Write out the entries again exactly as they are given.

### [RECORD LIST]
++++++++

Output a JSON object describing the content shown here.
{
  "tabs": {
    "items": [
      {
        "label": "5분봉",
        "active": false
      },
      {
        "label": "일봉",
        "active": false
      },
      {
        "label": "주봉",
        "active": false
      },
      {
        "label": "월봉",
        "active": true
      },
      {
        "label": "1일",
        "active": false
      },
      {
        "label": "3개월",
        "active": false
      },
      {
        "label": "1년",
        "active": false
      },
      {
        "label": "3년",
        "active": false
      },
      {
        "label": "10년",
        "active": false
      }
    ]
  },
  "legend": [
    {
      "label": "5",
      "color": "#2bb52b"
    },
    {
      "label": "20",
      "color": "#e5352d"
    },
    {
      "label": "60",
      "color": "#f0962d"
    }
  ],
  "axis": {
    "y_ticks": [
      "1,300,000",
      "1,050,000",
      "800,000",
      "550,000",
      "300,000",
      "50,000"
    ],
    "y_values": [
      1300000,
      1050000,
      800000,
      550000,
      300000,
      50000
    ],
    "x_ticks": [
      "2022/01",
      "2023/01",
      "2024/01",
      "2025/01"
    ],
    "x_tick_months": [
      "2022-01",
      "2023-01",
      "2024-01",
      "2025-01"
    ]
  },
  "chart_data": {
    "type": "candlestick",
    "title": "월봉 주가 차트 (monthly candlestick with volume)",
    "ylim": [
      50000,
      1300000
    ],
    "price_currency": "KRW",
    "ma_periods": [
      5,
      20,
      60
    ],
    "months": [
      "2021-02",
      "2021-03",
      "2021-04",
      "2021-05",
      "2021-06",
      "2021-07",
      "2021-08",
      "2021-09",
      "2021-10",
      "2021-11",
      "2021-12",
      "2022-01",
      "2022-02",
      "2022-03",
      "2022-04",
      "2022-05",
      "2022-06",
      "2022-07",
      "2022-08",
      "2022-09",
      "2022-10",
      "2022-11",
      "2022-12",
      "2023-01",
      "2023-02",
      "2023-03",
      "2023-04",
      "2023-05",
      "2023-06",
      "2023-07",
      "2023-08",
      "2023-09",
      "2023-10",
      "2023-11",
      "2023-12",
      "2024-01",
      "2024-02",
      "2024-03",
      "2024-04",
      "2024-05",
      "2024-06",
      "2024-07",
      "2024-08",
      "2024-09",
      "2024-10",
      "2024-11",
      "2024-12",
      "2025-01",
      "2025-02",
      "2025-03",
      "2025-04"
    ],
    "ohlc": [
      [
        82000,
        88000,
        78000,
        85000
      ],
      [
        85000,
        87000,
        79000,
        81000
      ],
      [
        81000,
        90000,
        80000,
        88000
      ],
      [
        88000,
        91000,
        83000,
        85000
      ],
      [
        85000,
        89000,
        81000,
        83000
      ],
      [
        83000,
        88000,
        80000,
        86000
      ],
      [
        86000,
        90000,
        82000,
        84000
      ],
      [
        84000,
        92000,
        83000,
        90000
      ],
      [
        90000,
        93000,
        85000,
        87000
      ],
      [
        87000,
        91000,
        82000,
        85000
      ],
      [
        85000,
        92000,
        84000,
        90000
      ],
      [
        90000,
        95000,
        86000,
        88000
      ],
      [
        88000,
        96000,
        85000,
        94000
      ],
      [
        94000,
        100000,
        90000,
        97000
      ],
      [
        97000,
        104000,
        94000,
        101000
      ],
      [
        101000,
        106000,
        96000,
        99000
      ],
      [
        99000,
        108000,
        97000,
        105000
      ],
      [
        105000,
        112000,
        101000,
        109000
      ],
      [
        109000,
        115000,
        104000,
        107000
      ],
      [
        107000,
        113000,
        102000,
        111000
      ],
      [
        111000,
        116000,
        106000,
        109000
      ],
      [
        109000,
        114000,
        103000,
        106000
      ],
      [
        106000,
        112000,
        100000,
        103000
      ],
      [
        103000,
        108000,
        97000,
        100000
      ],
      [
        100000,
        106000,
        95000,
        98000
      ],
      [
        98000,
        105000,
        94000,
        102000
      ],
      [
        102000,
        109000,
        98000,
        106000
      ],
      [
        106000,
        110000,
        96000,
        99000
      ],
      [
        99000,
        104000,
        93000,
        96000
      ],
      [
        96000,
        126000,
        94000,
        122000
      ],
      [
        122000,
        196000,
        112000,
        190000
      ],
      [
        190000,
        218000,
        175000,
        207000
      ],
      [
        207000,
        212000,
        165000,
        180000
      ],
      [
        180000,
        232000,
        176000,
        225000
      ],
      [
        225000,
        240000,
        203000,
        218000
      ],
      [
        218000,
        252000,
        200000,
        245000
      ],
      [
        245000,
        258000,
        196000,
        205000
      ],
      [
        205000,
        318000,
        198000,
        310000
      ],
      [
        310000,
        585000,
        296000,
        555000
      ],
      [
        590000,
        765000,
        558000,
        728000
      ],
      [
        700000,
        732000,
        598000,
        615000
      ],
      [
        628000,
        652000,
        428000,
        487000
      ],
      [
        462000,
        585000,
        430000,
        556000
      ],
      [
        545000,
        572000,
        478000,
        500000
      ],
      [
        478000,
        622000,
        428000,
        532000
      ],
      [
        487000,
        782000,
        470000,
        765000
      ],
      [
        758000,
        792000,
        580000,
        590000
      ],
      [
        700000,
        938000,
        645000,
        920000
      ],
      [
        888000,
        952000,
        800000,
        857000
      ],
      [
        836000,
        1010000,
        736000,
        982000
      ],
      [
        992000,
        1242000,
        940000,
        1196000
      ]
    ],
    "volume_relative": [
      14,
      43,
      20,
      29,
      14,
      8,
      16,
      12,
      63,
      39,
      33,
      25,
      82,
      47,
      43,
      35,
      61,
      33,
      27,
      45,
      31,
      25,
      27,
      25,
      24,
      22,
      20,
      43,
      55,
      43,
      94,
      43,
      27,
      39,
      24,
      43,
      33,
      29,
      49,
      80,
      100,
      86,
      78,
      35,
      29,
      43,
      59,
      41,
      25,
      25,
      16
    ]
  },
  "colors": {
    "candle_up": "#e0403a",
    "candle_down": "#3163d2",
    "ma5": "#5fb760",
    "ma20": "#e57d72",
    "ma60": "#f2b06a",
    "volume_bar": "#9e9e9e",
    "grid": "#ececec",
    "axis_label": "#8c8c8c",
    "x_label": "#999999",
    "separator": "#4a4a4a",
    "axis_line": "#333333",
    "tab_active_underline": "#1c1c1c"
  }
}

++++++++

### [FINISHED ANSWER]
Output a JSON object describing the content shown here.
{
  "tabs": {
    "items": [
      {
        "label": "5분봉",
        "active": false
      },
      {
        "label": "일봉",
        "active": false
      },
      {
        "label": "주봉",
        "active": false
      },
      {
        "label": "월봉",
        "active": true
      },
      {
        "label": "1일",
        "active": false
      },
      {
        "label": "3개월",
        "active": false
      },
      {
        "label": "1년",
        "active": false
      },
      {
        "label": "3년",
        "active": false
      },
      {
        "label": "10년",
        "active": false
      }
    ]
  },
  "legend": [
    {
      "label": "5",
      "color": "#2bb52b"
    },
    {
      "label": "20",
      "color": "#e5352d"
    },
    {
      "label": "60",
      "color": "#f0962d"
    }
  ],
  "axis": {
    "y_ticks": [
      "1,300,000",
      "1,050,000",
      "800,000",
      "550,000",
      "300,000",
      "50,000"
    ],
    "y_values": [
      1300000,
      1050000,
      800000,
      550000,
      300000,
      50000
    ],
    "x_ticks": [
      "2022/01",
      "2023/01",
      "2024/01",
      "2025/01"
    ],
    "x_tick_months": [
      "2022-01",
      "2023-01",
      "2024-01",
      "2025-01"
    ]
  },
  "chart_data": {
    "type": "candlestick",
    "title": "월봉 주가 차트 (monthly candlestick with volume)",
    "ylim": [
      50000,
      1300000
    ],
    "price_currency": "KRW",
    "ma_periods": [
      5,
      20,
      60
    ],
    "months": [
      "2021-02",
      "2021-03",
      "2021-04",
      "2021-05",
      "2021-06",
      "2021-07",
      "2021-08",
      "2021-09",
      "2021-10",
      "2021-11",
      "2021-12",
      "2022-01",
      "2022-02",
      "2022-03",
      "2022-04",
      "2022-05",
      "2022-06",
      "2022-07",
      "2022-08",
      "2022-09",
      "2022-10",
      "2022-11",
      "2022-12",
      "2023-01",
      "2023-02",
      "2023-03",
      "2023-04",
      "2023-05",
      "2023-06",
      "2023-07",
      "2023-08",
      "2023-09",
      "2023-10",
      "2023-11",
      "2023-12",
      "2024-01",
      "2024-02",
      "2024-03",
      "2024-04",
      "2024-05",
      "2024-06",
      "2024-07",
      "2024-08",
      "2024-09",
      "2024-10",
      "2024-11",
      "2024-12",
      "2025-01",
      "2025-02",
      "2025-03",
      "2025-04"
    ],
    "ohlc": [
      [
        82000,
        88000,
        78000,
        85000
      ],
      [
        85000,
        87000,
        79000,
        81000
      ],
      [
        81000,
        90000,
        80000,
        88000
      ],
      [
        88000,
        91000,
        83000,
        85000
      ],
      [
        85000,
        89000,
        81000,
        83000
      ],
      [
        83000,
        88000,
        80000,
        86000
      ],
      [
        86000,
        90000,
        82000,
        84000
      ],
      [
        84000,
        92000,
        83000,
        90000
      ],
      [
        90000,
        93000,
        85000,
        87000
      ],
      [
        87000,
        91000,
        82000,
        85000
      ],
      [
        85000,
        92000,
        84000,
        90000
      ],
      [
        90000,
        95000,
        86000,
        88000
      ],
      [
        88000,
        96000,
        85000,
        94000
      ],
      [
        94000,
        100000,
        90000,
        97000
      ],
      [
        97000,
        104000,
        94000,
        101000
      ],
      [
        101000,
        106000,
        96000,
        99000
      ],
      [
        99000,
        108000,
        97000,
        105000
      ],
      [
        105000,
        112000,
        101000,
        109000
      ],
      [
        109000,
        115000,
        104000,
        107000
      ],
      [
        107000,
        113000,
        102000,
        111000
      ],
      [
        111000,
        116000,
        106000,
        109000
      ],
      [
        109000,
        114000,
        103000,
        106000
      ],
      [
        106000,
        112000,
        100000,
        103000
      ],
      [
        103000,
        108000,
        97000,
        100000
      ],
      [
        100000,
        106000,
        95000,
        98000
      ],
      [
        98000,
        105000,
        94000,
        102000
      ],
      [
        102000,
        109000,
        98000,
        106000
      ],
      [
        106000,
        110000,
        96000,
        99000
      ],
      [
        99000,
        104000,
        93000,
        96000
      ],
      [
        96000,
        126000,
        94000,
        122000
      ],
      [
        122000,
        196000,
        112000,
        190000
      ],
      [
        190000,
        218000,
        175000,
        207000
      ],
      [
        207000,
        212000,
        165000,
        180000
      ],
      [
        180000,
        232000,
        176000,
        225000
      ],
      [
        225000,
        240000,
        203000,
        218000
      ],
      [
        218000,
        252000,
        200000,
        245000
      ],
      [
        245000,
        258000,
        196000,
        205000
      ],
      [
        205000,
        318000,
        198000,
        310000
      ],
      [
        310000,
        585000,
        296000,
        555000
      ],
      [
        590000,
        765000,
        558000,
        728000
      ],
      [
        700000,
        732000,
        598000,
        615000
      ],
      [
        628000,
        652000,
        428000,
        487000
      ],
      [
        462000,
        585000,
        430000,
        556000
      ],
      [
        545000,
        572000,
        478000,
        500000
      ],
      [
        478000,
        622000,
        428000,
        532000
      ],
      [
        487000,
        782000,
        470000,
        765000
      ],
      [
        758000,
        792000,
        580000,
        590000
      ],
      [
        700000,
        938000,
        645000,
        920000
      ],
      [
        888000,
        952000,
        800000,
        857000
      ],
      [
        836000,
        1010000,
        736000,
        982000
      ],
      [
        992000,
        1242000,
        940000,
        1196000
      ]
    ],
    "volume_relative": [
      14,
      43,
      20,
      29,
      14,
      8,
      16,
      12,
      63,
      39,
      33,
      25,
      82,
      47,
      43,
      35,
      61,
      33,
      27,
      45,
      31,
      25,
      27,
      25,
      24,
      22,
      20,
      43,
      55,
      43,
      94,
      43,
      27,
      39,
      24,
      43,
      33,
      29,
      49,
      80,
      100,
      86,
      78,
      35,
      29,
      43,
      59,
      41,
      25,
      25,
      16
    ]
  },
  "colors": {
    "candle_up": "#e0403a",
    "candle_down": "#3163d2",
    "ma5": "#5fb760",
    "ma20": "#e57d72",
    "ma60": "#f2b06a",
    "volume_bar": "#9e9e9e",
    "grid": "#ececec",
    "axis_label": "#8c8c8c",
    "x_label": "#999999",
    "separator": "#4a4a4a",
    "axis_line": "#333333",
    "tab_active_underline": "#1c1c1c"
  }
}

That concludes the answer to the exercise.